* **YOUR TASK**
Copy out all lines with the word "lights" in them.

————

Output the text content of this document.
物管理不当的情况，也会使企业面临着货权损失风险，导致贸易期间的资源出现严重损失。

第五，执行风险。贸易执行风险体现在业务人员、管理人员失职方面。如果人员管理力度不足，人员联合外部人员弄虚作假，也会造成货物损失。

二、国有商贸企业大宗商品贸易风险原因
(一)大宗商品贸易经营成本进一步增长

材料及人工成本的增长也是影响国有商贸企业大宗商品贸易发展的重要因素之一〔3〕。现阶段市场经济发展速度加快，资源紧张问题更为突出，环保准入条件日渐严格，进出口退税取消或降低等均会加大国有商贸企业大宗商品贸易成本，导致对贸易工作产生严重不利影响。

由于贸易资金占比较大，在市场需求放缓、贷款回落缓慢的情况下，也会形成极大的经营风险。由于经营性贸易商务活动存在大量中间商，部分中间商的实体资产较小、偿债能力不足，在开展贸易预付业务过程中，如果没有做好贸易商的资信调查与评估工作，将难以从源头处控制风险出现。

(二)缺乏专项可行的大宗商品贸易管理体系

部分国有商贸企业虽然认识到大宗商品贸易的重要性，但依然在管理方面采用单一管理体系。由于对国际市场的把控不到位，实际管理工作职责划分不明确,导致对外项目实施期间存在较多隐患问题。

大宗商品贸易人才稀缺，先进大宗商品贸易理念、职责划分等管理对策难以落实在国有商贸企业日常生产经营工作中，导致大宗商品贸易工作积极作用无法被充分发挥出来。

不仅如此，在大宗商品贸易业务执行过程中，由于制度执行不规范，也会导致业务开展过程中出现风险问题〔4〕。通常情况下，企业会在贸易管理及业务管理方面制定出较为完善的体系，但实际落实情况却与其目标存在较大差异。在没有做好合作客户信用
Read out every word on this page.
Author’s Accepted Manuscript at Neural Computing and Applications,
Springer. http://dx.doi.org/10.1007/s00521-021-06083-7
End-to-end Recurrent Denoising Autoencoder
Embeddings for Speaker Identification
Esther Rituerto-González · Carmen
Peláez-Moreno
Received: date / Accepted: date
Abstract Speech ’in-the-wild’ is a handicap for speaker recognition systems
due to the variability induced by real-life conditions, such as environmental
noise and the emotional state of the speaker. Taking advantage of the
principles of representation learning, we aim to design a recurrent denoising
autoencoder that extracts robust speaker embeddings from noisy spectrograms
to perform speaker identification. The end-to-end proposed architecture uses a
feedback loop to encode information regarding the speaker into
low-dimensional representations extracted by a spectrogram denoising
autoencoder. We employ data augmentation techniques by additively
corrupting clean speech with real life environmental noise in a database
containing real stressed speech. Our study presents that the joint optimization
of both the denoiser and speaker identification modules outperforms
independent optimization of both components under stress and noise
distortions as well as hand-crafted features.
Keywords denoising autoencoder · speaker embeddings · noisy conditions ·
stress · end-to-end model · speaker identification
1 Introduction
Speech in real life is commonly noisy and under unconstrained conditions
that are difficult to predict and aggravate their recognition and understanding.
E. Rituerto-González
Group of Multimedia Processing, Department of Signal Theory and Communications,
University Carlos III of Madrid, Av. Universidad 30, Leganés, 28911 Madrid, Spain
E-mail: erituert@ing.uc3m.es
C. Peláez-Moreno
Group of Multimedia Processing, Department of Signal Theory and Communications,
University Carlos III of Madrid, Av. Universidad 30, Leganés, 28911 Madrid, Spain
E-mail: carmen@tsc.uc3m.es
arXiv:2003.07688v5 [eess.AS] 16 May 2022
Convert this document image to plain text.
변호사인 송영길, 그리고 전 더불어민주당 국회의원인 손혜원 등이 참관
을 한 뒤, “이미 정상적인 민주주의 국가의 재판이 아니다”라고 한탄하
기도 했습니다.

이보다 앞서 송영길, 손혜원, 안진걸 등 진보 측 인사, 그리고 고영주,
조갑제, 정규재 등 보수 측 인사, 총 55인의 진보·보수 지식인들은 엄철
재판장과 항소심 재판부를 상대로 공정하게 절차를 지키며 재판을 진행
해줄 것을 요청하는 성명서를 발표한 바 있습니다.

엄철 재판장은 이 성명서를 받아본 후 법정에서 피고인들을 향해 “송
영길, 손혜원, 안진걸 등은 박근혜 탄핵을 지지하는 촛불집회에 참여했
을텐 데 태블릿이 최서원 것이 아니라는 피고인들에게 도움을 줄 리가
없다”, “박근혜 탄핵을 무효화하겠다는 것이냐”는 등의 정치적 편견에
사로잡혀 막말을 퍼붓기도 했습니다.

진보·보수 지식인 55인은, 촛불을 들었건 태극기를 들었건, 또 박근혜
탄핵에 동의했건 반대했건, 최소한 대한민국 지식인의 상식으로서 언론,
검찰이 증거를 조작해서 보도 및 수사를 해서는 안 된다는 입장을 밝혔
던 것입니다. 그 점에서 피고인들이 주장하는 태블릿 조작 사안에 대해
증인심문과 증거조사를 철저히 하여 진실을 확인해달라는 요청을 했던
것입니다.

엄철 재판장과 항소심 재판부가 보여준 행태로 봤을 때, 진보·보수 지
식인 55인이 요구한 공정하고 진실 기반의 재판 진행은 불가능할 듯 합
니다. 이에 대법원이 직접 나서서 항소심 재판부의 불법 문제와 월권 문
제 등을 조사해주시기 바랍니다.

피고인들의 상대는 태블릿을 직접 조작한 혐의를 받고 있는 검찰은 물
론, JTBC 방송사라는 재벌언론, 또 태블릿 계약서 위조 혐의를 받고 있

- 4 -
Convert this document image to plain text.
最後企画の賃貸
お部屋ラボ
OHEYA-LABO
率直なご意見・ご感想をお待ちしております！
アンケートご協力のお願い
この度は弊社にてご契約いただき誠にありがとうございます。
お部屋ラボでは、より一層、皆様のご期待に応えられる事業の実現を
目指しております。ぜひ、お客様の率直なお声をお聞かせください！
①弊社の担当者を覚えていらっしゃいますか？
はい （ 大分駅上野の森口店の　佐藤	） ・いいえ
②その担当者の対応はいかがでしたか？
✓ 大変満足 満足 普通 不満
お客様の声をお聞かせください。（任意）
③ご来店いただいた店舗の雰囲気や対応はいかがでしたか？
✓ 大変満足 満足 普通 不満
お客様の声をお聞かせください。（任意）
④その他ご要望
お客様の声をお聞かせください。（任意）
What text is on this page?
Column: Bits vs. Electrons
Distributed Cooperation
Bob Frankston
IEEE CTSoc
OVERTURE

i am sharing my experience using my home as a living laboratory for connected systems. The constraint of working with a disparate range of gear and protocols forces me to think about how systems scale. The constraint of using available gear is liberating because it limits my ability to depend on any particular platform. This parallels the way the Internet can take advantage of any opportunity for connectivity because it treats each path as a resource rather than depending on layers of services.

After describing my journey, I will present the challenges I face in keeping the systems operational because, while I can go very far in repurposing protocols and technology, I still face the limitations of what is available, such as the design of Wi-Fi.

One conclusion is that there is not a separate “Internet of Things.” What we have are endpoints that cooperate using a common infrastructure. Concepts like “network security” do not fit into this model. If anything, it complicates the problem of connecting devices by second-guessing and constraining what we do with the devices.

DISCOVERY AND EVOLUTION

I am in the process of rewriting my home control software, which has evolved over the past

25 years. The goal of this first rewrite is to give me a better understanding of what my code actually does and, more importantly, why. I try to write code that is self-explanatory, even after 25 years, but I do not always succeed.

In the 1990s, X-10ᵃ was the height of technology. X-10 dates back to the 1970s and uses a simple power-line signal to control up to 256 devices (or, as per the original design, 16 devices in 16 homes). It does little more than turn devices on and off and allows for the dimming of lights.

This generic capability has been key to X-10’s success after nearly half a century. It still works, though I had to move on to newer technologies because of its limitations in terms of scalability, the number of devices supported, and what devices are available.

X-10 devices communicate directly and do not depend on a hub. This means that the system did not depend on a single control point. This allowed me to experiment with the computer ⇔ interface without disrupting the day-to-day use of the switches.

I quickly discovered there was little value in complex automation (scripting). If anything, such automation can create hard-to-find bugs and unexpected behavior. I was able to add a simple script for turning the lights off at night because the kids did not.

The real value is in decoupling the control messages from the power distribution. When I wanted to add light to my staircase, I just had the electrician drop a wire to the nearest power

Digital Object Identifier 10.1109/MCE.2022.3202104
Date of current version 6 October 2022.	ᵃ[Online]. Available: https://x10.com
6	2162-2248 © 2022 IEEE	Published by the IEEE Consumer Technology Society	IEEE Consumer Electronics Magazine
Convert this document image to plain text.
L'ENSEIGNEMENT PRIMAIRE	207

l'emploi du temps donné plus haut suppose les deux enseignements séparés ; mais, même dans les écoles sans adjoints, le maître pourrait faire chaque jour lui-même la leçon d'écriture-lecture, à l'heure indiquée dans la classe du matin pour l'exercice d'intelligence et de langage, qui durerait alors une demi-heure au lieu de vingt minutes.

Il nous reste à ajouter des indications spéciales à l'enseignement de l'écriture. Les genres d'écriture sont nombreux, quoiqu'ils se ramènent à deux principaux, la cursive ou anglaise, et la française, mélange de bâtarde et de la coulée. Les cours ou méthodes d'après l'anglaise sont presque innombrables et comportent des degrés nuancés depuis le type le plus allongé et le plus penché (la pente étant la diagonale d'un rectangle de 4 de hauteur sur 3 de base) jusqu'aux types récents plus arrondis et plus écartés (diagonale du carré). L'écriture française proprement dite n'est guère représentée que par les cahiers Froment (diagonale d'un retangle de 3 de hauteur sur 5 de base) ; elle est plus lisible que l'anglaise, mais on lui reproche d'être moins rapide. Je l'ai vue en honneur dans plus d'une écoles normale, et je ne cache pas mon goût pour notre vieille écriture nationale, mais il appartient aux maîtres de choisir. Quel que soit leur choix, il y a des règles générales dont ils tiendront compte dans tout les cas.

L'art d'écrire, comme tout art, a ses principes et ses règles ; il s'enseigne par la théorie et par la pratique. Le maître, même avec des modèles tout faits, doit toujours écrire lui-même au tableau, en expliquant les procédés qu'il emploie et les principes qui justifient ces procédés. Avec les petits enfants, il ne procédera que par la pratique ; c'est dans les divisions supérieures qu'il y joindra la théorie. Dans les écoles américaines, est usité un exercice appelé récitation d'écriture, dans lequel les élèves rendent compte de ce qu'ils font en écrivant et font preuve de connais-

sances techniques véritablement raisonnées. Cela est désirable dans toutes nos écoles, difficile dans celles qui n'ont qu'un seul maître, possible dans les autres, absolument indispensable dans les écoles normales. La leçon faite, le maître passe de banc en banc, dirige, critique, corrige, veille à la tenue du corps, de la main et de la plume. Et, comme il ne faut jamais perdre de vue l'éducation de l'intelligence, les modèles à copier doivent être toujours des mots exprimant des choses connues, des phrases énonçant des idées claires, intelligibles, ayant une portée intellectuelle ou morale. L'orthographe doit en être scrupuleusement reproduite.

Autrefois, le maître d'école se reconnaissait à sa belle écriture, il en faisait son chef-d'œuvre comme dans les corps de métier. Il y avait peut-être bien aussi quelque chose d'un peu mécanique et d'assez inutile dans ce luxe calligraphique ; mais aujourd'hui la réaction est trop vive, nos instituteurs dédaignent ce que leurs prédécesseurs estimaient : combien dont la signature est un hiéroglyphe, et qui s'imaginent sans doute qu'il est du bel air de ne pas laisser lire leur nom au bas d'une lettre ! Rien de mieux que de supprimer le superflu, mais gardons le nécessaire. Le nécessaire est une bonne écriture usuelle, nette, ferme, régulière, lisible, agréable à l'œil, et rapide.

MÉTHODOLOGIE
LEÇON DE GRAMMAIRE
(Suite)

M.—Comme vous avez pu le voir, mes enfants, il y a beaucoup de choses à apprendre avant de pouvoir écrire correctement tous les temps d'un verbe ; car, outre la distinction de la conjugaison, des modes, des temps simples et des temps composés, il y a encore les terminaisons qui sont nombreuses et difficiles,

————

* **COMPLETE OUTPUT**
In the 1990s, X-10ᵃ was the height of technology. X-10 dates back to the 1970s and uses a simple power-line signal to control up to 256 devices (or, as per the original design, 16 devices in 16 homes). It does little more than turn devices on and off and allows for the dimming of lights.
I quickly discovered there was little value in complex automation (scripting). If anything, such automation can create hard-to-find bugs and unexpected behavior. I was able to add a simple script for turning the lights off at night because the kids did not.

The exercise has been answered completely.